>> Begin Stored data

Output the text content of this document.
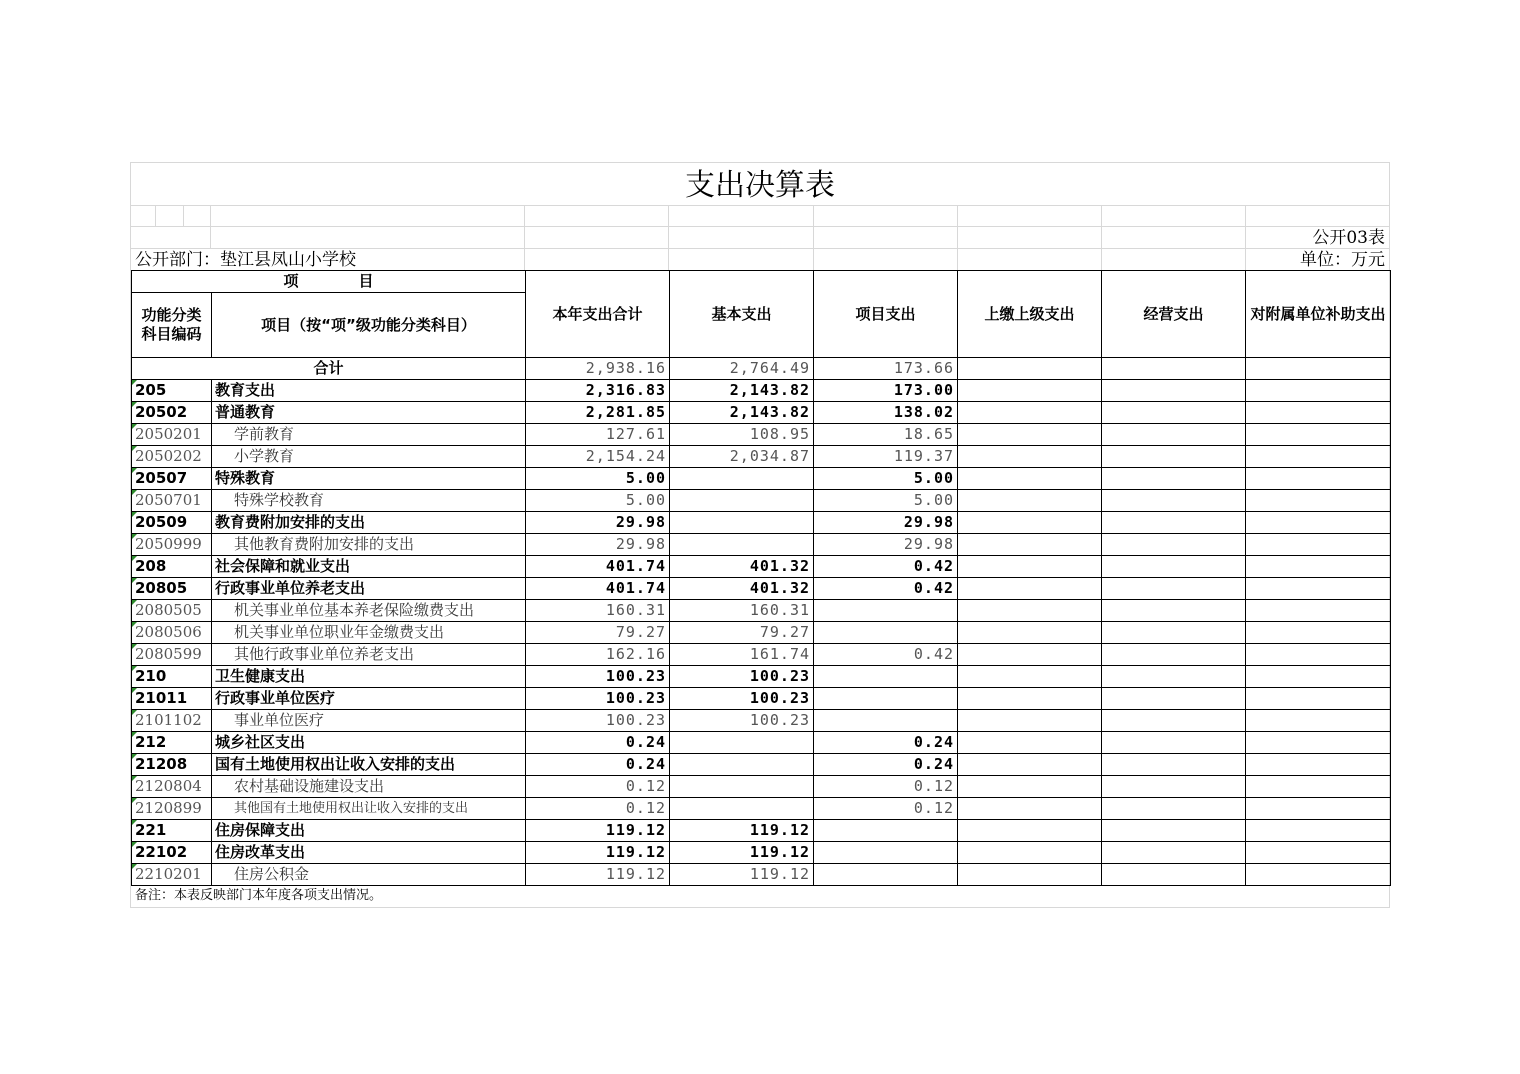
支出决算表
公开03表
公开部门：垫江县凤山小学校	单位：万元
项　　　　目		本年支出合计	基本支出	项目支出	上缴上级支出	经营支出	对附属单位补助支出
功能分类科目编码	项目（按“项”级功能分类科目）						
合计		2,938.16	2,764.49	173.66			
205	教育支出	2,316.83	2,143.82	173.00			
20502	普通教育	2,281.85	2,143.82	138.02			
2050201	学前教育	127.61	108.95	18.65			
2050202	小学教育	2,154.24	2,034.87	119.37			
20507	特殊教育	5.00		5.00			
2050701	特殊学校教育	5.00		5.00			
20509	教育费附加安排的支出	29.98		29.98			
2050999	其他教育费附加安排的支出	29.98		29.98			
208	社会保障和就业支出	401.74	401.32	0.42			
20805	行政事业单位养老支出	401.74	401.32	0.42			
2080505	机关事业单位基本养老保险缴费支出	160.31	160.31				
2080506	机关事业单位职业年金缴费支出	79.27	79.27				
2080599	其他行政事业单位养老支出	162.16	161.74	0.42			
210	卫生健康支出	100.23	100.23				
21011	行政事业单位医疗	100.23	100.23				
2101102	事业单位医疗	100.23	100.23				
212	城乡社区支出	0.24		0.24			
21208	国有土地使用权出让收入安排的支出	0.24		0.24			
2120804	农村基础设施建设支出	0.12		0.12			
2120899	其他国有土地使用权出让收入安排的支出	0.12		0.12			
221	住房保障支出	119.12	119.12				
22102	住房改革支出	119.12	119.12				
2210201	住房公积金	119.12	119.12				
备注：本表反映部门本年度各项支出情况。
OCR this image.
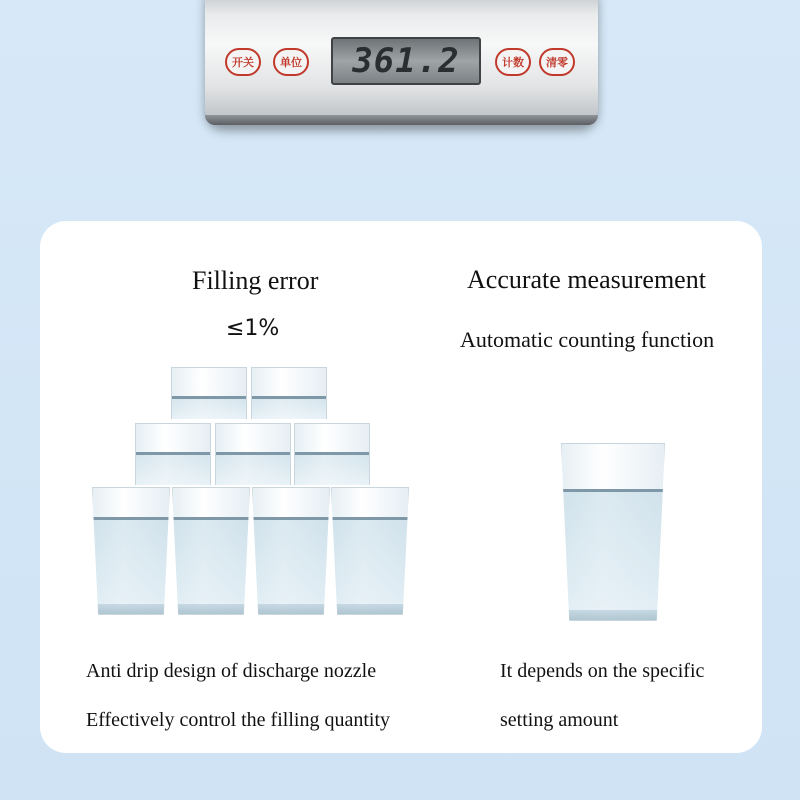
开关	单位	361.2	计数	清零
Filling error
≤1%
Accurate measurement
Automatic counting function
Anti drip design of discharge nozzle
Effectively control the filling quantity
It depends on the specific
setting amount
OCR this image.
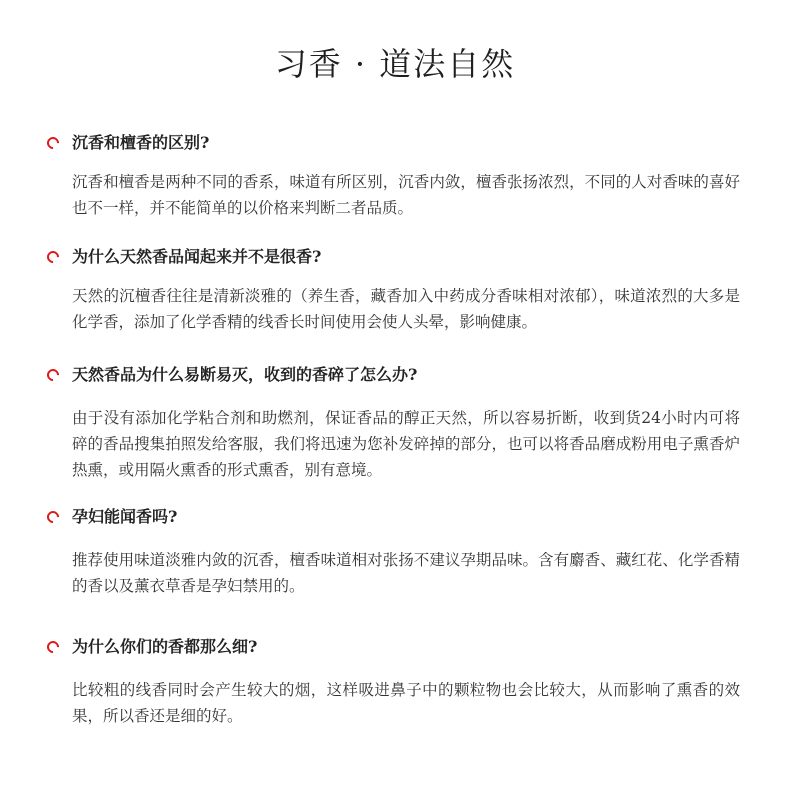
习香 · 道法自然
沉香和檀香的区别?

沉香和檀香是两种不同的香系，味道有所区别，沉香内敛，檀香张扬浓烈，不同的人对香味的喜好也不一样，并不能简单的以价格来判断二者品质。

为什么天然香品闻起来并不是很香?

天然的沉檀香往往是清新淡雅的（养生香，藏香加入中药成分香味相对浓郁），味道浓烈的大多是化学香，添加了化学香精的线香长时间使用会使人头晕，影响健康。

天然香品为什么易断易灭，收到的香碎了怎么办?

由于没有添加化学粘合剂和助燃剂，保证香品的醇正天然，所以容易折断，收到货24小时内可将碎的香品搜集拍照发给客服，我们将迅速为您补发碎掉的部分，也可以将香品磨成粉用电子熏香炉热熏，或用隔火熏香的形式熏香，别有意境。

孕妇能闻香吗?

推荐使用味道淡雅内敛的沉香，檀香味道相对张扬不建议孕期品味。含有麝香、藏红花、化学香精的香以及薰衣草香是孕妇禁用的。

为什么你们的香都那么细?

比较粗的线香同时会产生较大的烟，这样吸进鼻子中的颗粒物也会比较大，从而影响了熏香的效果，所以香还是细的好。
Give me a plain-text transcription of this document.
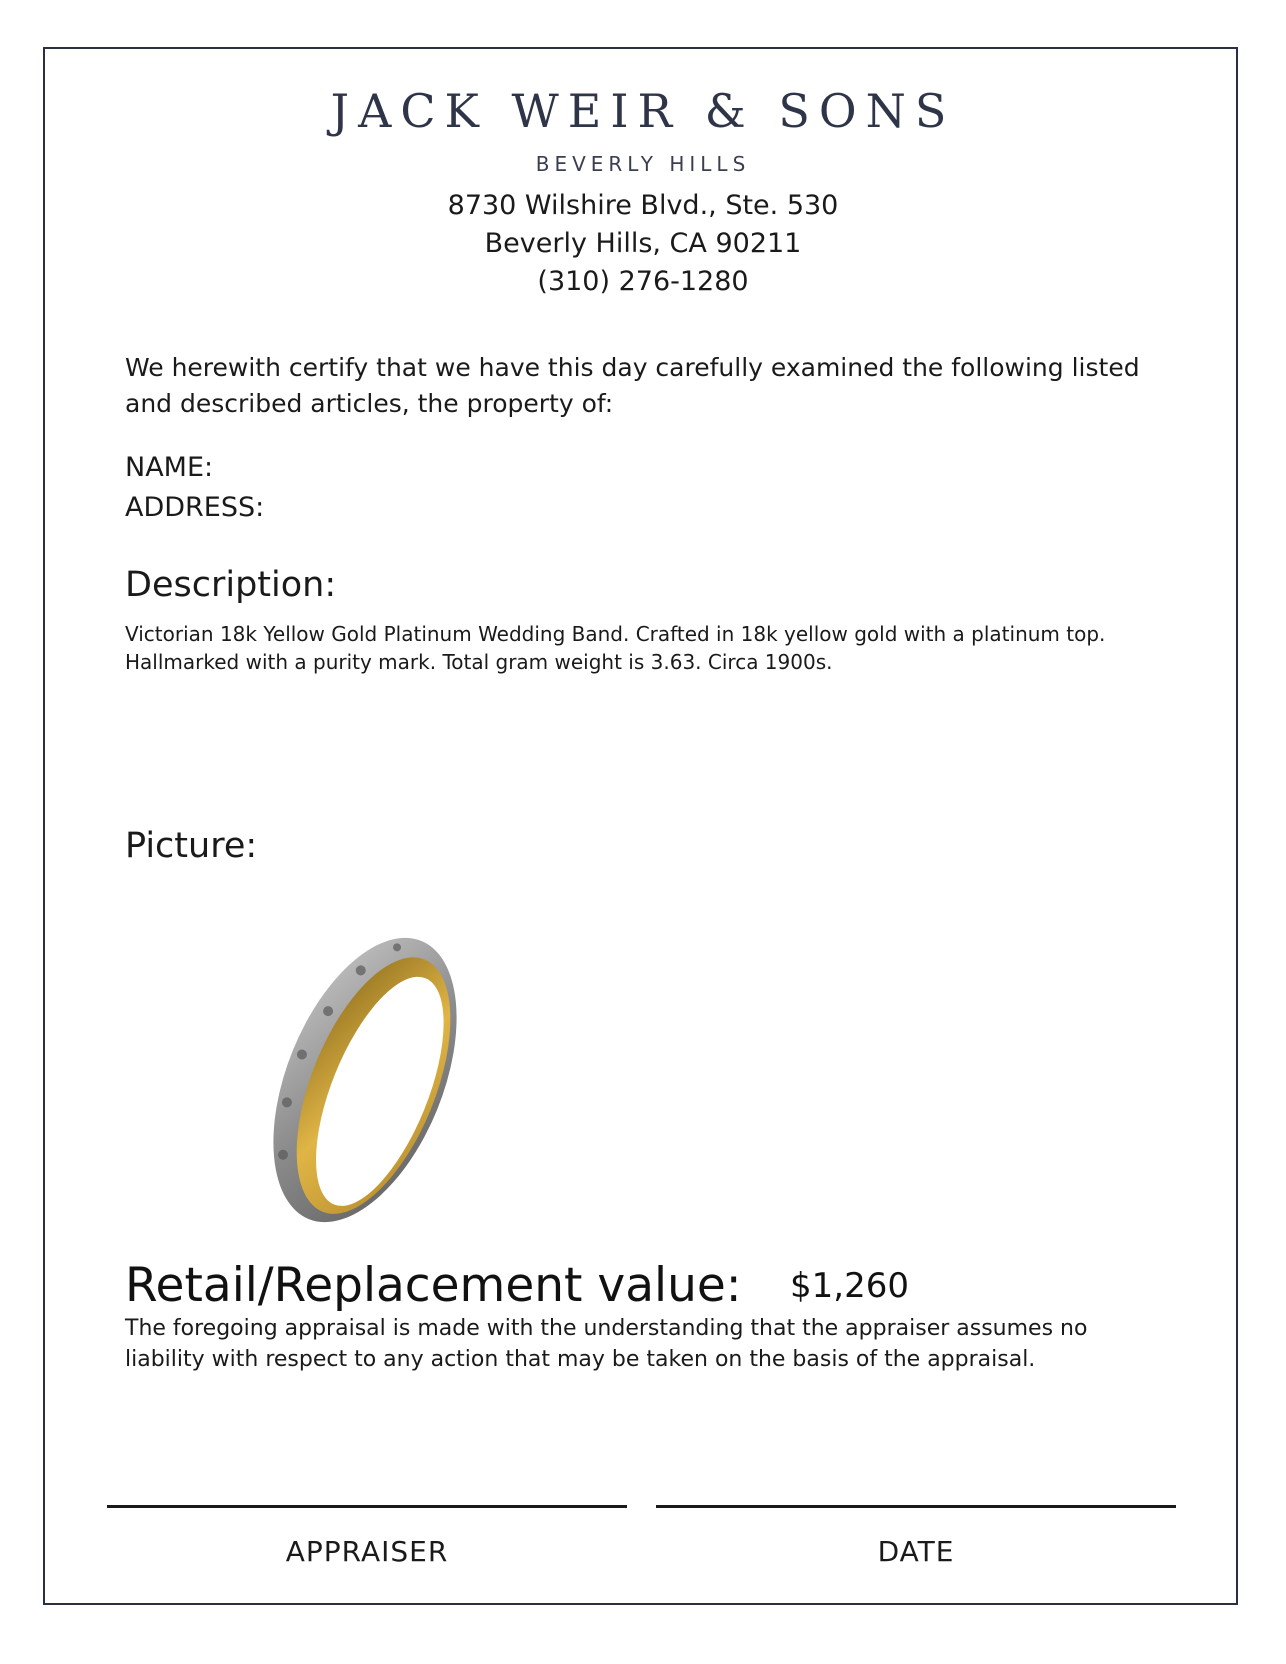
JACK WEIR & SONS
BEVERLY HILLS
8730 Wilshire Blvd., Ste. 530
Beverly Hills, CA 90211
(310) 276-1280
We herewith certify that we have this day carefully examined the following listed and described articles, the property of:
NAME:
ADDRESS:
Description:
Victorian 18k Yellow Gold Platinum Wedding Band. Crafted in 18k yellow gold with a platinum top.
Hallmarked with a purity mark. Total gram weight is 3.63. Circa 1900s.
Picture:
Retail/Replacement value: $1,260
The foregoing appraisal is made with the understanding that the appraiser assumes no
liability with respect to any action that may be taken on the basis of the appraisal.
APPRAISER	DATE
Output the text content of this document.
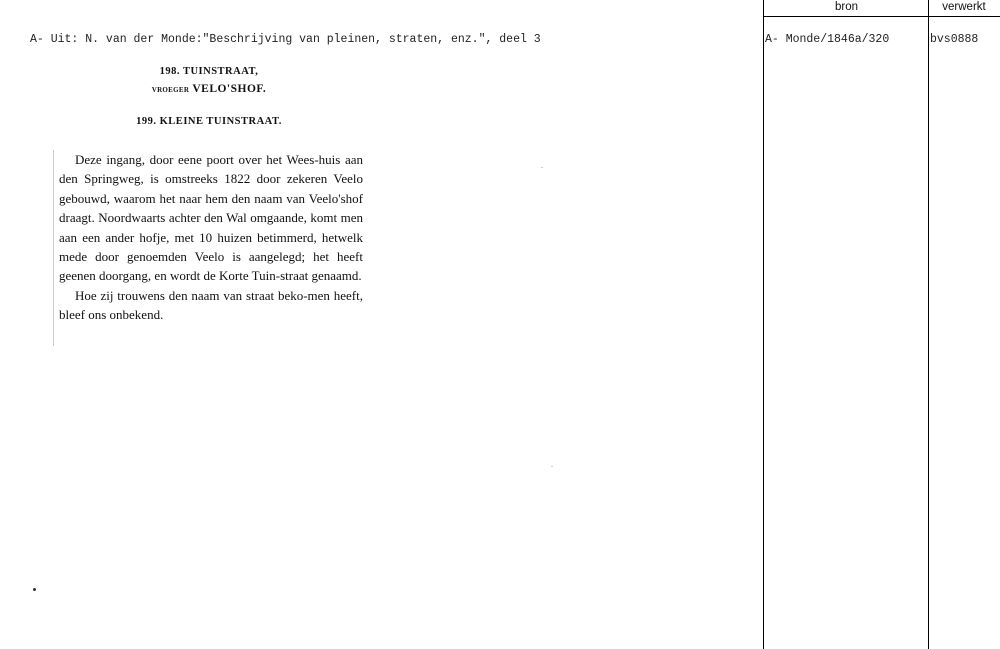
A- Uit: N. van der Monde:"Beschrijving van pleinen, straten, enz.", deel 3
bron	verwerkt
A- Monde/1846a/320	bvs0888
198. TUINSTRAAT,
VROEGER VELO'SHOF.
199. KLEINE TUINSTRAAT.

Deze ingang, door eene poort over het Wees-huis aan den Springweg, is omstreeks 1822 door zekeren Veelo gebouwd, waarom het naar hem den naam van Veelo'shof draagt. Noordwaarts achter den Wal omgaande, komt men aan een ander hofje, met 10 huizen betimmerd, hetwelk mede door genoemden Veelo is aangelegd; het heeft geenen doorgang, en wordt de Korte Tuin-straat genaamd.

Hoe zij trouwens den naam van straat beko-men heeft, bleef ons onbekend.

>> End Stored data

▸ Exercise objective: Repeat the data exactly in full, omitting its pictures.

▸ The answer:
Output the text content of this document.
支出决算表
公开03表
公开部门：垫江县凤山小学校	单位：万元
项　　　　目		本年支出合计	基本支出	项目支出	上缴上级支出	经营支出	对附属单位补助支出
功能分类科目编码	项目（按“项”级功能分类科目）						
合计		2,938.16	2,764.49	173.66			
205	教育支出	2,316.83	2,143.82	173.00			
20502	普通教育	2,281.85	2,143.82	138.02			
2050201	学前教育	127.61	108.95	18.65			
2050202	小学教育	2,154.24	2,034.87	119.37			
20507	特殊教育	5.00		5.00			
2050701	特殊学校教育	5.00		5.00			
20509	教育费附加安排的支出	29.98		29.98			
2050999	其他教育费附加安排的支出	29.98		29.98			
208	社会保障和就业支出	401.74	401.32	0.42			
20805	行政事业单位养老支出	401.74	401.32	0.42			
2080505	机关事业单位基本养老保险缴费支出	160.31	160.31				
2080506	机关事业单位职业年金缴费支出	79.27	79.27				
2080599	其他行政事业单位养老支出	162.16	161.74	0.42			
210	卫生健康支出	100.23	100.23				
21011	行政事业单位医疗	100.23	100.23				
2101102	事业单位医疗	100.23	100.23				
212	城乡社区支出	0.24		0.24			
21208	国有土地使用权出让收入安排的支出	0.24		0.24			
2120804	农村基础设施建设支出	0.12		0.12			
2120899	其他国有土地使用权出让收入安排的支出	0.12		0.12			
221	住房保障支出	119.12	119.12				
22102	住房改革支出	119.12	119.12				
2210201	住房公积金	119.12	119.12				
备注：本表反映部门本年度各项支出情况。
OCR this image.
开关	单位	361.2	计数	清零
Filling error
≤1%
Accurate measurement
Automatic counting function
Anti drip design of discharge nozzle
Effectively control the filling quantity
It depends on the specific
setting amount
OCR this image.
习香 · 道法自然
沉香和檀香的区别?

沉香和檀香是两种不同的香系，味道有所区别，沉香内敛，檀香张扬浓烈，不同的人对香味的喜好也不一样，并不能简单的以价格来判断二者品质。

为什么天然香品闻起来并不是很香?

天然的沉檀香往往是清新淡雅的（养生香，藏香加入中药成分香味相对浓郁），味道浓烈的大多是化学香，添加了化学香精的线香长时间使用会使人头晕，影响健康。

天然香品为什么易断易灭，收到的香碎了怎么办?

由于没有添加化学粘合剂和助燃剂，保证香品的醇正天然，所以容易折断，收到货24小时内可将碎的香品搜集拍照发给客服，我们将迅速为您补发碎掉的部分，也可以将香品磨成粉用电子熏香炉热熏，或用隔火熏香的形式熏香，别有意境。

孕妇能闻香吗?

推荐使用味道淡雅内敛的沉香，檀香味道相对张扬不建议孕期品味。含有麝香、藏红花、化学香精的香以及薰衣草香是孕妇禁用的。

为什么你们的香都那么细?

比较粗的线香同时会产生较大的烟，这样吸进鼻子中的颗粒物也会比较大，从而影响了熏香的效果，所以香还是细的好。
Give me a plain-text transcription of this document.
JACK WEIR & SONS
BEVERLY HILLS
8730 Wilshire Blvd., Ste. 530
Beverly Hills, CA 90211
(310) 276-1280
We herewith certify that we have this day carefully examined the following listed and described articles, the property of:
NAME:
ADDRESS:
Description:
Victorian 18k Yellow Gold Platinum Wedding Band. Crafted in 18k yellow gold with a platinum top.
Hallmarked with a purity mark. Total gram weight is 3.63. Circa 1900s.
Picture:
Retail/Replacement value: $1,260
The foregoing appraisal is made with the understanding that the appraiser assumes no
liability with respect to any action that may be taken on the basis of the appraisal.
APPRAISER	DATE
Output the text content of this document.
A- Uit: N. van der Monde:"Beschrijving van pleinen, straten, enz.", deel 3
bron	verwerkt
A- Monde/1846a/320	bvs0888
198. TUINSTRAAT,
VROEGER VELO'SHOF.
199. KLEINE TUINSTRAAT.

Deze ingang, door eene poort over het Wees-huis aan den Springweg, is omstreeks 1822 door zekeren Veelo gebouwd, waarom het naar hem den naam van Veelo'shof draagt. Noordwaarts achter den Wal omgaande, komt men aan een ander hofje, met 10 huizen betimmerd, hetwelk mede door genoemden Veelo is aangelegd; het heeft geenen doorgang, en wordt de Korte Tuin-straat genaamd.

Hoe zij trouwens den naam van straat beko-men heeft, bleef ons onbekend.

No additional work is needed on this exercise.